(Data records)
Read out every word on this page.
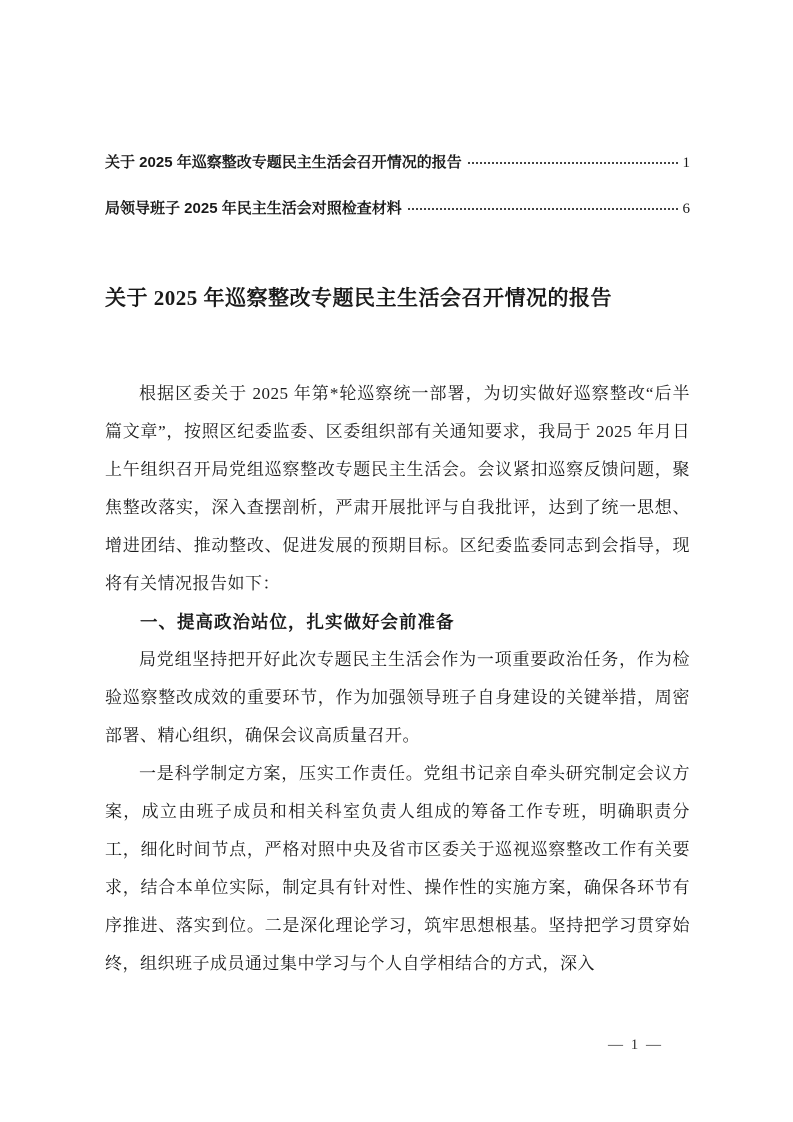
关于 2025 年巡察整改专题民主生活会召开情况的报告	1
局领导班子 2025 年民主生活会对照检查材料	6
关于 2025 年巡察整改专题民主生活会召开情况的报告

根据区委关于 2025 年第*轮巡察统一部署，为切实做好巡察整改“后半篇文章”，按照区纪委监委、区委组织部有关通知要求，我局于 2025 年月日上午组织召开局党组巡察整改专题民主生活会。会议紧扣巡察反馈问题，聚焦整改落实，深入查摆剖析，严肃开展批评与自我批评，达到了统一思想、增进团结、推动整改、促进发展的预期目标。区纪委监委同志到会指导，现将有关情况报告如下：

一、提高政治站位，扎实做好会前准备

局党组坚持把开好此次专题民主生活会作为一项重要政治任务，作为检验巡察整改成效的重要环节，作为加强领导班子自身建设的关键举措，周密部署、精心组织，确保会议高质量召开。

一是科学制定方案，压实工作责任。党组书记亲自牵头研究制定会议方案，成立由班子成员和相关科室负责人组成的筹备工作专班，明确职责分工，细化时间节点，严格对照中央及省市区委关于巡视巡察整改工作有关要求，结合本单位实际，制定具有针对性、操作性的实施方案，确保各环节有序推进、落实到位。二是深化理论学习，筑牢思想根基。坚持把学习贯穿始终，组织班子成员通过集中学习与个人自学相结合的方式，深入

— 1 —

> Task description: Write out all the records again, exactly, minus any pictures.

> Exercise result:
Read out every word on this page.
关于 2025 年巡察整改专题民主生活会召开情况的报告	1
局领导班子 2025 年民主生活会对照检查材料	6
关于 2025 年巡察整改专题民主生活会召开情况的报告

根据区委关于 2025 年第*轮巡察统一部署，为切实做好巡察整改“后半篇文章”，按照区纪委监委、区委组织部有关通知要求，我局于 2025 年月日上午组织召开局党组巡察整改专题民主生活会。会议紧扣巡察反馈问题，聚焦整改落实，深入查摆剖析，严肃开展批评与自我批评，达到了统一思想、增进团结、推动整改、促进发展的预期目标。区纪委监委同志到会指导，现将有关情况报告如下：

一、提高政治站位，扎实做好会前准备

局党组坚持把开好此次专题民主生活会作为一项重要政治任务，作为检验巡察整改成效的重要环节，作为加强领导班子自身建设的关键举措，周密部署、精心组织，确保会议高质量召开。

一是科学制定方案，压实工作责任。党组书记亲自牵头研究制定会议方案，成立由班子成员和相关科室负责人组成的筹备工作专班，明确职责分工，细化时间节点，严格对照中央及省市区委关于巡视巡察整改工作有关要求，结合本单位实际，制定具有针对性、操作性的实施方案，确保各环节有序推进、落实到位。二是深化理论学习，筑牢思想根基。坚持把学习贯穿始终，组织班子成员通过集中学习与个人自学相结合的方式，深入

— 1 —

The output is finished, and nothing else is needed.